Written exercise: Collect each line of the entries that holds the string "电子制造".

Begin Data listing

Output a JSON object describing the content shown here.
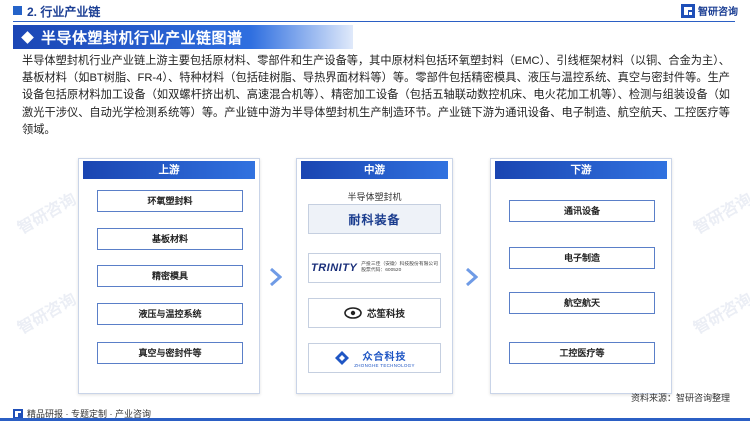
{
  "header": {
    "section_label": "2. 行业产业链",
    "brand_name": "智研咨询",
    "page_title": "半导体塑封机行业产业链图谱"
  },
  "intro_text": "半导体塑封机行业产业链上游主要包括原材料、零部件和生产设备等，其中原材料包括环氧塑封料（EMC）、引线框架材料（以铜、合金为主）、基板材料（如BT树脂、FR-4）、特种材料（包括硅树脂、导热界面材料等）等。零部件包括精密模具、液压与温控系统、真空与密封件等。生产设备包括原材料加工设备（如双螺杆挤出机、高速混合机等）、精密加工设备（包括五轴联动数控机床、电火花加工机等）、检测与组装设备（如激光干涉仪、自动光学检测系统等）等。产业链中游为半导体塑封机生产制造环节。产业链下游为通讯设备、电子制造、航空航天、工控医疗等领域。",
  "upstream": {
    "title": "上游",
    "items": [
      "环氧塑封料",
      "基板材料",
      "精密模具",
      "液压与温控系统",
      "真空与密封件等"
    ]
  },
  "midstream": {
    "title": "中游",
    "subtitle": "半导体塑封机",
    "companies": [
      {
        "name": "耐科装备"
      },
      {
        "logo_text": "TRINITY",
        "name": "产投三佳（安徽）科技股份有限公司",
        "code": "股票代码：600520"
      },
      {
        "name": "芯笙科技"
      },
      {
        "name": "众合科技",
        "en": "ZHONGHE TECHNOLOGY"
      }
    ]
  },
  "downstream": {
    "title": "下游",
    "items": [
      "通讯设备",
      "电子制造",
      "航空航天",
      "工控医疗等"
    ]
  },
  "footer": {
    "left_text": "精品研报 · 专题定制 · 产业咨询",
    "source_text": "资料来源：智研咨询整理"
  },
  "watermark_text": "智研咨询",
  "colors": {
    "primary_blue": "#1c3f94",
    "accent_blue": "#2f6fe0",
    "box_border": "#5a7fc8"
  }
}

End Data listing

Answer in full:
  "intro_text": "半导体塑封机行业产业链上游主要包括原材料、零部件和生产设备等，其中原材料包括环氧塑封料（EMC）、引线框架材料（以铜、合金为主）、基板材料（如BT树脂、FR-4）、特种材料（包括硅树脂、导热界面材料等）等。零部件包括精密模具、液压与温控系统、真空与密封件等。生产设备包括原材料加工设备（如双螺杆挤出机、高速混合机等）、精密加工设备（包括五轴联动数控机床、电火花加工机等）、检测与组装设备（如激光干涉仪、自动光学检测系统等）等。产业链中游为半导体塑封机生产制造环节。产业链下游为通讯设备、电子制造、航空航天、工控医疗等领域。",
      "电子制造",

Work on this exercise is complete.